- What you are asked to do:
Report every line in the listing that contains the string "Logon".

**** Data excerpts ****

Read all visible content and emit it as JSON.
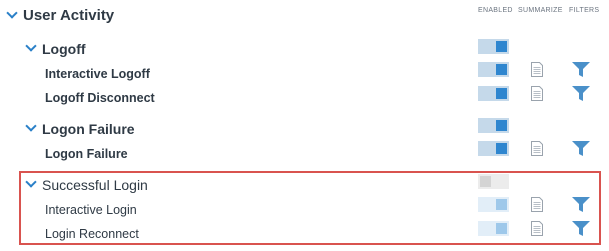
{
  "header": {
    "title": "User Activity",
    "columns": {
      "enabled": "ENABLED",
      "summarize": "SUMMARIZE",
      "filters": "FILTERS"
    }
  },
  "groups": [
    {
      "label": "Logoff",
      "enabled": true,
      "items": [
        {
          "label": "Interactive Logoff",
          "enabled": true
        },
        {
          "label": "Logoff Disconnect",
          "enabled": true
        }
      ]
    },
    {
      "label": "Logon Failure",
      "enabled": true,
      "items": [
        {
          "label": "Logon Failure",
          "enabled": true
        }
      ]
    },
    {
      "label": "Successful Login",
      "enabled": false,
      "highlighted": true,
      "items": [
        {
          "label": "Interactive Login",
          "enabled": true
        },
        {
          "label": "Login Reconnect",
          "enabled": true
        }
      ]
    }
  ],
  "colors": {
    "accent": "#2f86cf",
    "highlight_border": "#d9534f",
    "text": "#2f3a45"
  }
}
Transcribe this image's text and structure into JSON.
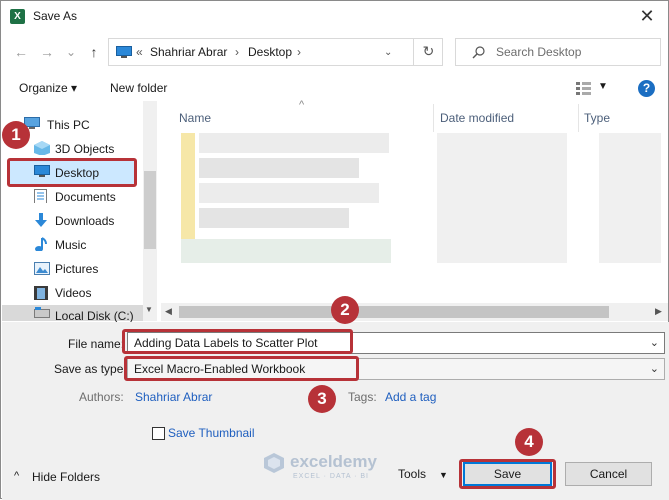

****

- Reply to the task:
      "label": "Logon Failure",
          "label": "Logon Failure",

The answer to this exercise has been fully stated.